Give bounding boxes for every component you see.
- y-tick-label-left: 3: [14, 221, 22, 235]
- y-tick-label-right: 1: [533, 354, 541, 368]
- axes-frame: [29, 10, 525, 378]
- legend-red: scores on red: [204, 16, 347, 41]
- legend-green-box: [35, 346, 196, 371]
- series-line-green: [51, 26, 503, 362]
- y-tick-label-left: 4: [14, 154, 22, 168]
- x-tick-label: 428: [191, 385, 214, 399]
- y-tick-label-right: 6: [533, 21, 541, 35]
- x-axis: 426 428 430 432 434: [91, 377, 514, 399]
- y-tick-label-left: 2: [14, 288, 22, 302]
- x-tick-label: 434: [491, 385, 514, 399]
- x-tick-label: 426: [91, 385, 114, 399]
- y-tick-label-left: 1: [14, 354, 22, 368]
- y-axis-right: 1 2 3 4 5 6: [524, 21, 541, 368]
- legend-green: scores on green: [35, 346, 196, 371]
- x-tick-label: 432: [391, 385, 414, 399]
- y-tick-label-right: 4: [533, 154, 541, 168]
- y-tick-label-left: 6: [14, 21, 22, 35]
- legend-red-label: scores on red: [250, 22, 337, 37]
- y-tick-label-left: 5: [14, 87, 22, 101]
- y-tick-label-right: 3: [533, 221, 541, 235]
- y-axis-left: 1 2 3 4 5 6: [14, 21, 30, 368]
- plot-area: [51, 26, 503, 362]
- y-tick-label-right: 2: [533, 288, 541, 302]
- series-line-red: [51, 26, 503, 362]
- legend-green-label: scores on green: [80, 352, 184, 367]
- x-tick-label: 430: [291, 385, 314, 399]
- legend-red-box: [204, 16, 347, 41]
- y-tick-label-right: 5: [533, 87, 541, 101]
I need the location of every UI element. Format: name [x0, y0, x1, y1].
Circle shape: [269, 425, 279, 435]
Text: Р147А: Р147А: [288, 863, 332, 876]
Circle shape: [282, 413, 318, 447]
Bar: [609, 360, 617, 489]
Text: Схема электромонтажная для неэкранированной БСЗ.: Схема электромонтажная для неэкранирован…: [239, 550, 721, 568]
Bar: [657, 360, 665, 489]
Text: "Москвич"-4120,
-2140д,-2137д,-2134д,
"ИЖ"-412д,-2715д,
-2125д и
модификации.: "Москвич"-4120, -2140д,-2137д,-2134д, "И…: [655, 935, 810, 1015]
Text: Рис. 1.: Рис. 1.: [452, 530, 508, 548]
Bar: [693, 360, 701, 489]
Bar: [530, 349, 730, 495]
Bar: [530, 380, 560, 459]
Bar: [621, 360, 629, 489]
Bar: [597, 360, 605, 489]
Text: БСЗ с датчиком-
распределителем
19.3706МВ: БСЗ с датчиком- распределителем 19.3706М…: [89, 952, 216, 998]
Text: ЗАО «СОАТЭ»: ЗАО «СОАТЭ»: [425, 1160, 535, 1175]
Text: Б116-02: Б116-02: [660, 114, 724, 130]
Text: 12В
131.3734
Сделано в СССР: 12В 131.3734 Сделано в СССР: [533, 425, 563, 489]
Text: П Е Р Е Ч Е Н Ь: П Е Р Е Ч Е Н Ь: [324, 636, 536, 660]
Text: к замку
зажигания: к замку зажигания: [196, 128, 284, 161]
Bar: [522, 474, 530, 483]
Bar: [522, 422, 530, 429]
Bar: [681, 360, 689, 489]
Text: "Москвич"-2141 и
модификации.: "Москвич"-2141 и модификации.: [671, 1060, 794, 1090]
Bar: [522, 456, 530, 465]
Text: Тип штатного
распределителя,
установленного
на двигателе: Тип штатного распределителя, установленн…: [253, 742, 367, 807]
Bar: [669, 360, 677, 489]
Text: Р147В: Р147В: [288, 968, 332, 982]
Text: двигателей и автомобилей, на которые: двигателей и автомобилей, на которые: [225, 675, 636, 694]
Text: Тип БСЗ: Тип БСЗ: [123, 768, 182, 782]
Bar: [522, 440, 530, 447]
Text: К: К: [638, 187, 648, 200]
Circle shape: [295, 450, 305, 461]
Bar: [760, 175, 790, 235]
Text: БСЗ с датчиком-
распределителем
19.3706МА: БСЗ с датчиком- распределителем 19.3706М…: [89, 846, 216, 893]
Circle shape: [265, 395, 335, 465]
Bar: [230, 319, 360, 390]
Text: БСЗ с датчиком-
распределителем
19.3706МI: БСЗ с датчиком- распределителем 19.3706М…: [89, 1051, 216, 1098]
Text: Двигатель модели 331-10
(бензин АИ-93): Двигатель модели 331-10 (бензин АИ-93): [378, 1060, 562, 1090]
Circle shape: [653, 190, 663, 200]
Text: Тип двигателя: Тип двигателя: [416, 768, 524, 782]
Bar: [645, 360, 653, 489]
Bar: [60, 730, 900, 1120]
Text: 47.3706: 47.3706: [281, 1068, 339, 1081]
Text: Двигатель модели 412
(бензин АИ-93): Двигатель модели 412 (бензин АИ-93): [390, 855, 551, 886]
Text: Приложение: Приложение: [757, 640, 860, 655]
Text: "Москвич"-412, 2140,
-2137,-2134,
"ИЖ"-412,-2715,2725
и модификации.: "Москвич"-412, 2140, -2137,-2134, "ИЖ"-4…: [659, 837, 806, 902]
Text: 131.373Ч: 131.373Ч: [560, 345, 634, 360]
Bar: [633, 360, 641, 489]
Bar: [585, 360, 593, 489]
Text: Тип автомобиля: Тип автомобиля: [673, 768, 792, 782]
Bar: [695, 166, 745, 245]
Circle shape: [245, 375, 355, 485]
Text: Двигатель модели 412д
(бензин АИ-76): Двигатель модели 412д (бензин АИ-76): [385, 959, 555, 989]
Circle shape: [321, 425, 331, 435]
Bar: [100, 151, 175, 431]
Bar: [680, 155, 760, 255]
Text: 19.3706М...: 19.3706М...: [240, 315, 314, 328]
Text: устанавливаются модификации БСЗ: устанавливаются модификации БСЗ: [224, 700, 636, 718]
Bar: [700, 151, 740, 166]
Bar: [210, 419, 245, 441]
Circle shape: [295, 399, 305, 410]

EXERCISE BRIEF
Copy the listing above word for word, starting at its very first line and ending with the line that contains "- x-tick-label: 426: [91, 385, 114, 399]", that line included. Reproduce only those lines.

IN RESPONSE
Give bounding boxes for every component you see.
- y-tick-label-left: 3: [14, 221, 22, 235]
- y-tick-label-right: 1: [533, 354, 541, 368]
- axes-frame: [29, 10, 525, 378]
- legend-red: scores on red: [204, 16, 347, 41]
- legend-green-box: [35, 346, 196, 371]
- series-line-green: [51, 26, 503, 362]
- y-tick-label-left: 4: [14, 154, 22, 168]
- x-tick-label: 428: [191, 385, 214, 399]
- y-tick-label-right: 6: [533, 21, 541, 35]
- x-axis: 426 428 430 432 434: [91, 377, 514, 399]
- y-tick-label-left: 2: [14, 288, 22, 302]
- x-tick-label: 434: [491, 385, 514, 399]
- x-tick-label: 426: [91, 385, 114, 399]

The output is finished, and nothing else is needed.